- Exercise task -
Your task is to write out the lines from the line containing "Transcribe this image's" through the last line of the material, exactly.

Items from a data source
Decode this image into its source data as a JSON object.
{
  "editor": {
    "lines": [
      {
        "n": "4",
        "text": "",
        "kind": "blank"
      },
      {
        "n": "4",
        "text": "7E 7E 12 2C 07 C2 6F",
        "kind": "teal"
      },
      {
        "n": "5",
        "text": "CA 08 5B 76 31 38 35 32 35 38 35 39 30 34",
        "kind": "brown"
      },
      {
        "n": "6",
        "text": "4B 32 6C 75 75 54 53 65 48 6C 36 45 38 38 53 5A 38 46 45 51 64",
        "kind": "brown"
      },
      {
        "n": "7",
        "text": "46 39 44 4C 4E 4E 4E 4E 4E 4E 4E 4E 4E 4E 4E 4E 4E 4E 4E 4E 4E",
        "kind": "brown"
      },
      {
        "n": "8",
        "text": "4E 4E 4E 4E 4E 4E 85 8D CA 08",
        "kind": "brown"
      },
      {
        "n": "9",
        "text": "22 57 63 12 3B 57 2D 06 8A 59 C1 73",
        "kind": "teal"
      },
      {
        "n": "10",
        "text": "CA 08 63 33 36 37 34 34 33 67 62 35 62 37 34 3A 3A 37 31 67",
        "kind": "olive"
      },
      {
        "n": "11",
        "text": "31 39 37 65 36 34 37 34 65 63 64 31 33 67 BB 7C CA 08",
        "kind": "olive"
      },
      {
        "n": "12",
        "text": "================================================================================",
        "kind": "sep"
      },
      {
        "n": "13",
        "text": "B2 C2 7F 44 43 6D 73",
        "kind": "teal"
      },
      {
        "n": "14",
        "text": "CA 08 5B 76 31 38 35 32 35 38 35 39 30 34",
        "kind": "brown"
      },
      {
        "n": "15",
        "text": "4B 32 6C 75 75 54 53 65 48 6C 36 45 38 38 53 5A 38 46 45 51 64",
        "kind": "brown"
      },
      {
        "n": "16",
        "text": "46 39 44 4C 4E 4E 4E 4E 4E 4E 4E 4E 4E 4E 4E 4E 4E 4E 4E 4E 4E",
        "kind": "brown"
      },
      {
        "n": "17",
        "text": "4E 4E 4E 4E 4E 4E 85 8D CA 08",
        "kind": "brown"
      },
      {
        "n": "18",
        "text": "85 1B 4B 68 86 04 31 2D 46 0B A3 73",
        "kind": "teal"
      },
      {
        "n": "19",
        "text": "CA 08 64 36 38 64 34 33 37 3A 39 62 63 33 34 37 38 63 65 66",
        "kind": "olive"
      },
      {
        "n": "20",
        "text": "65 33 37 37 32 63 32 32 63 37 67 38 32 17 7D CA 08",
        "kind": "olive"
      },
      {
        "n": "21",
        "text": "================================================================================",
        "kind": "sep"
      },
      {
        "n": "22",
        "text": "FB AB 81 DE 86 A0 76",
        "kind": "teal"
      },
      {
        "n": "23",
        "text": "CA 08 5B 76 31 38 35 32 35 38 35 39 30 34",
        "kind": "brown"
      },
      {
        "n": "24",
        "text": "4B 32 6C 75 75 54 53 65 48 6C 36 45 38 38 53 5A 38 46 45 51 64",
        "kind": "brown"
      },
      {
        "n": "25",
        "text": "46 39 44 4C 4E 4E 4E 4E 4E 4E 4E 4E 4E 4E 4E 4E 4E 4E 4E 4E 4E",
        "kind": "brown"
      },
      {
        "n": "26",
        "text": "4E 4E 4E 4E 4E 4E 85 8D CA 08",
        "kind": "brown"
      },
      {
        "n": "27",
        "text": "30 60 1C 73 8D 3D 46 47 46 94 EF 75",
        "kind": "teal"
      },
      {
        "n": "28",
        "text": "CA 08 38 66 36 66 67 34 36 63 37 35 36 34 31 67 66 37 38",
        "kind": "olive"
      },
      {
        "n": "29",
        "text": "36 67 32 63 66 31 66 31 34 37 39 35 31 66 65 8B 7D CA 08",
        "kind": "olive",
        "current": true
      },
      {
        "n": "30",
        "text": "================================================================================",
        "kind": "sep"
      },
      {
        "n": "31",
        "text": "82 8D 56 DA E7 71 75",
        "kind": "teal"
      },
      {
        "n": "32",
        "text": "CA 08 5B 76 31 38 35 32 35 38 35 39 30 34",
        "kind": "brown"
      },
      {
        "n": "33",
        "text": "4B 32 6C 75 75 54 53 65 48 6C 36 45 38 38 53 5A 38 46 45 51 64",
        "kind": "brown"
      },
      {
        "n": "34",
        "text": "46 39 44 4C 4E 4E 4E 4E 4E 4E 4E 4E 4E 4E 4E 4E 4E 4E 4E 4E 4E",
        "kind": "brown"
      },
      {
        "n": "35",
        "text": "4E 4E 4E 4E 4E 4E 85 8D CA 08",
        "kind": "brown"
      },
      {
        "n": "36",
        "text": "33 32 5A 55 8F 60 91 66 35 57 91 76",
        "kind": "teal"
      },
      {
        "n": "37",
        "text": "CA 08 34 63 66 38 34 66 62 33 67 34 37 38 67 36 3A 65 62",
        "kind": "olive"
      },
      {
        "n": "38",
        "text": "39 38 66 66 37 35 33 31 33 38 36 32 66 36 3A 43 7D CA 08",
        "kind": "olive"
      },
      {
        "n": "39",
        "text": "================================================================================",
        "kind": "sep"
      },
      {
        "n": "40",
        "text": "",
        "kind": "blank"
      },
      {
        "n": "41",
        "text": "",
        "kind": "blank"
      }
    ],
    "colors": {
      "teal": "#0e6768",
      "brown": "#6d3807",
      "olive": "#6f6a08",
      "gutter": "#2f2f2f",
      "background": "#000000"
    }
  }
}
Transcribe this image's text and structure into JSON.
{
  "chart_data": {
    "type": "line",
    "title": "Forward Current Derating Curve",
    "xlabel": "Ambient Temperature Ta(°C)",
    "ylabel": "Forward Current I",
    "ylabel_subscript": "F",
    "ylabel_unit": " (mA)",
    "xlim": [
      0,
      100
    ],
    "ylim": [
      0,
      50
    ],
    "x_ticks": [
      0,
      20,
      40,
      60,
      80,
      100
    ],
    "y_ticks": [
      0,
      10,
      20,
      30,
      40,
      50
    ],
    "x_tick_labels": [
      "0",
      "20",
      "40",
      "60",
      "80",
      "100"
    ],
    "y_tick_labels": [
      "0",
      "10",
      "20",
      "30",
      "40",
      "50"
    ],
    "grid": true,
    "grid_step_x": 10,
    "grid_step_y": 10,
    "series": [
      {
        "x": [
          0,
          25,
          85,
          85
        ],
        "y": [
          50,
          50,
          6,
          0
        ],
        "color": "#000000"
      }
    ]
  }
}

- Task result -
Transcribe this image's text and structure into JSON.
{
  "chart_data": {
    "type": "line",
    "title": "Forward Current Derating Curve",
    "xlabel": "Ambient Temperature Ta(°C)",
    "ylabel": "Forward Current I",
    "ylabel_subscript": "F",
    "ylabel_unit": " (mA)",
    "xlim": [
      0,
      100
    ],
    "ylim": [
      0,
      50
    ],
    "x_ticks": [
      0,
      20,
      40,
      60,
      80,
      100
    ],
    "y_ticks": [
      0,
      10,
      20,
      30,
      40,
      50
    ],
    "x_tick_labels": [
      "0",
      "20",
      "40",
      "60",
      "80",
      "100"
    ],
    "y_tick_labels": [
      "0",
      "10",
      "20",
      "30",
      "40",
      "50"
    ],
    "grid": true,
    "grid_step_x": 10,
    "grid_step_y": 10,
    "series": [
      {
        "x": [
          0,
          25,
          85,
          85
        ],
        "y": [
          50,
          50,
          6,
          0
        ],
        "color": "#000000"
      }
    ]
  }
}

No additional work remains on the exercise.